_EXERCISE OBJECTIVE_: Identify, in the records below, every line where the string "บการจ" appears, and copy each such line.

_RECORDS FOR THE EXERCISE_:

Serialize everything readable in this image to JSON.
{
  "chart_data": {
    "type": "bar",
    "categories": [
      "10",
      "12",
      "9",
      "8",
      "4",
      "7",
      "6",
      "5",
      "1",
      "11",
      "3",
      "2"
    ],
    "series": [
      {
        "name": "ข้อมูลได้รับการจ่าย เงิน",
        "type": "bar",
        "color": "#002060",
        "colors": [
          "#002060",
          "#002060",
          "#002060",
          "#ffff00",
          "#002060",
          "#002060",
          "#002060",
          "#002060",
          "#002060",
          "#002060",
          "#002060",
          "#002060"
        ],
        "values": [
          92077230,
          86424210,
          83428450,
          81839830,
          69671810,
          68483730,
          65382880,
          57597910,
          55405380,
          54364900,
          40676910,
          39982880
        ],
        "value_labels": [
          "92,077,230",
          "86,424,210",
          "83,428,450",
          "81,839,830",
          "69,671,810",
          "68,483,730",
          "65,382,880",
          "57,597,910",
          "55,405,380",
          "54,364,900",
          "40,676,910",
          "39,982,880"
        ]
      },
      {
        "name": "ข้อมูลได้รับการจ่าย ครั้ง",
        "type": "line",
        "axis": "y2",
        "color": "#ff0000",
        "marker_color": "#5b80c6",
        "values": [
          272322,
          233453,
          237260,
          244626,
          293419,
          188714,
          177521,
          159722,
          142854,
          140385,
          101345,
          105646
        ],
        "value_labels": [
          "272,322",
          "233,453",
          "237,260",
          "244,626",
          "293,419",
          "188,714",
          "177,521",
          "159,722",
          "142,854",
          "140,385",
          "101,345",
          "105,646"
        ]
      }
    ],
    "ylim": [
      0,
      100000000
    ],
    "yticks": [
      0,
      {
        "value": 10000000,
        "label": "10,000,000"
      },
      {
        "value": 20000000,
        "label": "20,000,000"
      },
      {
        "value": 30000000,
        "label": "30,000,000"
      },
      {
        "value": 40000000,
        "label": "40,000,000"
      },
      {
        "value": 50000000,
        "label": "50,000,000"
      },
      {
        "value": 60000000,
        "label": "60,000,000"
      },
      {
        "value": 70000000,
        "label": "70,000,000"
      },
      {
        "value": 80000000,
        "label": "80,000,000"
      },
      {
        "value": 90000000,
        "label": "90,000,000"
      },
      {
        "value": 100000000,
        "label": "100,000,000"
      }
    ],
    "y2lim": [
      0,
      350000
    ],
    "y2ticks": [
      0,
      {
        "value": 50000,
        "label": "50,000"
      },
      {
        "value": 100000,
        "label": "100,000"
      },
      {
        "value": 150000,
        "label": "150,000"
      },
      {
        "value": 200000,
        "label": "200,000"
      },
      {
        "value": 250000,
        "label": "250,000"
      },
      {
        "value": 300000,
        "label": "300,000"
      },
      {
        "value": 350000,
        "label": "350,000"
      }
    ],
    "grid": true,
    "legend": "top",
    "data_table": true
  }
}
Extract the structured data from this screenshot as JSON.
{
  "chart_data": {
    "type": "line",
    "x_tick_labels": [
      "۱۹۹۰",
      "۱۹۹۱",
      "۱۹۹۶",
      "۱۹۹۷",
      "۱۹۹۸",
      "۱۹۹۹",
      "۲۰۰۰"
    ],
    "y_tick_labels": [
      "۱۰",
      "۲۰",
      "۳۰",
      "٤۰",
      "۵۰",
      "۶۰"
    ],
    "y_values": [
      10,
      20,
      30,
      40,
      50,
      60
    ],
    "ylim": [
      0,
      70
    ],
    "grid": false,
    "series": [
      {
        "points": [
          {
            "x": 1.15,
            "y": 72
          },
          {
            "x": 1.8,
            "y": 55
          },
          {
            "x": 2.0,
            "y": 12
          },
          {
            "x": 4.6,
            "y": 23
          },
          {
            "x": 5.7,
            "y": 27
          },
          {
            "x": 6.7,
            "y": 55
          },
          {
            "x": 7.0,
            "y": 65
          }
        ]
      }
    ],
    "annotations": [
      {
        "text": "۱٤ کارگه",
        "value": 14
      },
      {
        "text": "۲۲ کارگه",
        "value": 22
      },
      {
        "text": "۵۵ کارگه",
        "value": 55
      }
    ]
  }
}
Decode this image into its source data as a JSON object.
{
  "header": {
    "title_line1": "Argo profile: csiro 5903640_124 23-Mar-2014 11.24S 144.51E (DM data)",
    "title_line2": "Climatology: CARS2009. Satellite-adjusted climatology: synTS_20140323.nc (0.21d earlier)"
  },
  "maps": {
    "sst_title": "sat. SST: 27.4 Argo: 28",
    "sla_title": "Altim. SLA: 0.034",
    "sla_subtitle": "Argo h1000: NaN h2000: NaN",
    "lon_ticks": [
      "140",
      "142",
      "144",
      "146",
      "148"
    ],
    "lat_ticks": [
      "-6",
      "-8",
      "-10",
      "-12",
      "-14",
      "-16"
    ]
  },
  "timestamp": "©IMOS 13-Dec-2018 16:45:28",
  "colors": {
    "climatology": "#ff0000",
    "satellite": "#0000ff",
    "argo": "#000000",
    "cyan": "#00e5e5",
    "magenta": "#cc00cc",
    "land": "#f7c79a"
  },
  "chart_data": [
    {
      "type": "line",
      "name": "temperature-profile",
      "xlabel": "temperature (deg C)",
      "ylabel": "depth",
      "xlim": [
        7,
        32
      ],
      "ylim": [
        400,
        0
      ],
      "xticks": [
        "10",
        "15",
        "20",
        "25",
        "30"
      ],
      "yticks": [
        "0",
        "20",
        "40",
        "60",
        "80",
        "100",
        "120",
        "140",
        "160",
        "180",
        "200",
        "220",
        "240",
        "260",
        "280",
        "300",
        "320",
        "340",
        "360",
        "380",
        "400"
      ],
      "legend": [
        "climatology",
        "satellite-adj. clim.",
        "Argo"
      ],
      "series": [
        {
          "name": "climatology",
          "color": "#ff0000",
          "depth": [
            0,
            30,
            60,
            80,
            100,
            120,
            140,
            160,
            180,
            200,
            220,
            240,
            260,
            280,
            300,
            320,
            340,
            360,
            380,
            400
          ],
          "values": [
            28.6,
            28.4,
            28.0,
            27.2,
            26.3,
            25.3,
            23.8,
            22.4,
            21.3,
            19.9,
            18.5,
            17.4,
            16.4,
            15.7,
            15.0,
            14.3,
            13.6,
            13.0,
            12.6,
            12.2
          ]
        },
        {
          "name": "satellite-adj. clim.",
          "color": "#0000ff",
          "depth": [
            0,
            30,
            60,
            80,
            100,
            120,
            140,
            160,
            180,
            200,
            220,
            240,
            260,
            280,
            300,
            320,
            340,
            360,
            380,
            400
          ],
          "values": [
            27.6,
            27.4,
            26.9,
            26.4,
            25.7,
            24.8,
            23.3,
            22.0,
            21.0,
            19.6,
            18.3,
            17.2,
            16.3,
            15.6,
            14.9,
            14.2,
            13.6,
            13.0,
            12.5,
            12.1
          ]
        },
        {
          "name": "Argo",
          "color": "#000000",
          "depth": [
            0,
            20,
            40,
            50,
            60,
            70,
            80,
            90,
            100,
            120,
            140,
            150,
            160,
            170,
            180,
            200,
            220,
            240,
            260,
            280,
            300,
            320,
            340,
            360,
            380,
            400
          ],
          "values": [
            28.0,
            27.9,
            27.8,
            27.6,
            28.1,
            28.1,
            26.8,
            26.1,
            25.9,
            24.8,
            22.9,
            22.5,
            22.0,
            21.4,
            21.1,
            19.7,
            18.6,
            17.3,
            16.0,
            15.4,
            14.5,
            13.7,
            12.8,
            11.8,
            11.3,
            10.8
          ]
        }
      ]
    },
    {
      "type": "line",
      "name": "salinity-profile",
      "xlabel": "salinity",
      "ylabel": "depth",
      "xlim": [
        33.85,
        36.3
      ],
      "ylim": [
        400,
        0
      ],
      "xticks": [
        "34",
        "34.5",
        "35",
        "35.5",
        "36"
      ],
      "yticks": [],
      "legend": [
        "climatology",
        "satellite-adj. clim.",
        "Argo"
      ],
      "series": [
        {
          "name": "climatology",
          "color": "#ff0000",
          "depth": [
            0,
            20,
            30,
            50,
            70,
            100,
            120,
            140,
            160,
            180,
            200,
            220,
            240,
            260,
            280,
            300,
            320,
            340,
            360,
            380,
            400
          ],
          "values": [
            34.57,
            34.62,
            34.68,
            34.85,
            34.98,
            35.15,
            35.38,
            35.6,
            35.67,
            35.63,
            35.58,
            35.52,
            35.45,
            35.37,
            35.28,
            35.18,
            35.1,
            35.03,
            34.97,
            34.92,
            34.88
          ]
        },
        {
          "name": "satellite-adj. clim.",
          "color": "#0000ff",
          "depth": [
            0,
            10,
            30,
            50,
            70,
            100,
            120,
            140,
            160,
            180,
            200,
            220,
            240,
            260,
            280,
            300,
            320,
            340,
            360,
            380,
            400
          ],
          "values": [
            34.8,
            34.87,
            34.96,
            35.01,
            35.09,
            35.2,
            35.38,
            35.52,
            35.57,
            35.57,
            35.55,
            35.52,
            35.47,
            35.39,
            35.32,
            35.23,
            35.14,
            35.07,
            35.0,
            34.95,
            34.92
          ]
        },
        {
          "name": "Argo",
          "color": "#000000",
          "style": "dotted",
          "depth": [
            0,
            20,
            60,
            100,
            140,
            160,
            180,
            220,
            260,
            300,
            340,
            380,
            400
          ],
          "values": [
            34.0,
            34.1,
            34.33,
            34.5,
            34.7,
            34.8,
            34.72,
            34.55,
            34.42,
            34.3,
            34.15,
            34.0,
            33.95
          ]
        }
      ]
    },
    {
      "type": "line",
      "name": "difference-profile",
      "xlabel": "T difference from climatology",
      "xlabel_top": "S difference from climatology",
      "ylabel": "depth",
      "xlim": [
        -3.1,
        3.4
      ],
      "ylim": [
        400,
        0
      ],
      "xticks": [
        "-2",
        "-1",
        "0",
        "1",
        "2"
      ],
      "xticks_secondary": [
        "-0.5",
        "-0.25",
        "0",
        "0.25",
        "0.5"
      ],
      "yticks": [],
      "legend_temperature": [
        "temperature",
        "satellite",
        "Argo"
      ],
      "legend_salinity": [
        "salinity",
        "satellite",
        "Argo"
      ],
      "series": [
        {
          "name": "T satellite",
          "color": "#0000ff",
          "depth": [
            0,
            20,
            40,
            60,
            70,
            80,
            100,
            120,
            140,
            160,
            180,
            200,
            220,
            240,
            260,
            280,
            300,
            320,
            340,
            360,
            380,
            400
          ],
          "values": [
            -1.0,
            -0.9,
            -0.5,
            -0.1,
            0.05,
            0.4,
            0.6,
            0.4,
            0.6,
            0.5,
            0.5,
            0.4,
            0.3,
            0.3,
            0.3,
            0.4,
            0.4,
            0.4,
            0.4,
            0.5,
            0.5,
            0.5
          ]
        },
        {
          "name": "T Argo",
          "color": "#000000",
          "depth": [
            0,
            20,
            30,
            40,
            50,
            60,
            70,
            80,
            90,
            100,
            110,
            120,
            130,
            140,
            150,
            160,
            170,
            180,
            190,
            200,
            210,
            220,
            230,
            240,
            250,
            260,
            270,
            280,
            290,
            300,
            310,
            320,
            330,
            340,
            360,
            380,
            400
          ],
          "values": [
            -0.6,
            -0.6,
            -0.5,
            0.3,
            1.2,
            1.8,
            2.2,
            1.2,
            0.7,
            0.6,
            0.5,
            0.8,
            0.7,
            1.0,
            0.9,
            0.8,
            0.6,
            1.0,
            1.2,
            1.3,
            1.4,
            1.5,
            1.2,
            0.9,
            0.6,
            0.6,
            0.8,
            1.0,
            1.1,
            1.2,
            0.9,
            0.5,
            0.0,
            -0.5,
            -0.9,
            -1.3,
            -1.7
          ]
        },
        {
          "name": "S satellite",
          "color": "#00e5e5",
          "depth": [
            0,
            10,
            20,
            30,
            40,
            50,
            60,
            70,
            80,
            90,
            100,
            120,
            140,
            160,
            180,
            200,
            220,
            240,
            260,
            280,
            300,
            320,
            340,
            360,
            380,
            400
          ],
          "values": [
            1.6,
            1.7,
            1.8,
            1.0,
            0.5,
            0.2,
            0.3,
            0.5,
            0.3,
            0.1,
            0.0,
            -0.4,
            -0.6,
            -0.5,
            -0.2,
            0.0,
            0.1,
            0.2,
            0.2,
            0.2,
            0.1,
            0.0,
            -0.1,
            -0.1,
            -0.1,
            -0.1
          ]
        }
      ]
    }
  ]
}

_ANSWER FOR THE TASK_:
        "name": "ข้อมูลได้รับการจ่าย เงิน",
        "name": "ข้อมูลได้รับการจ่าย ครั้ง",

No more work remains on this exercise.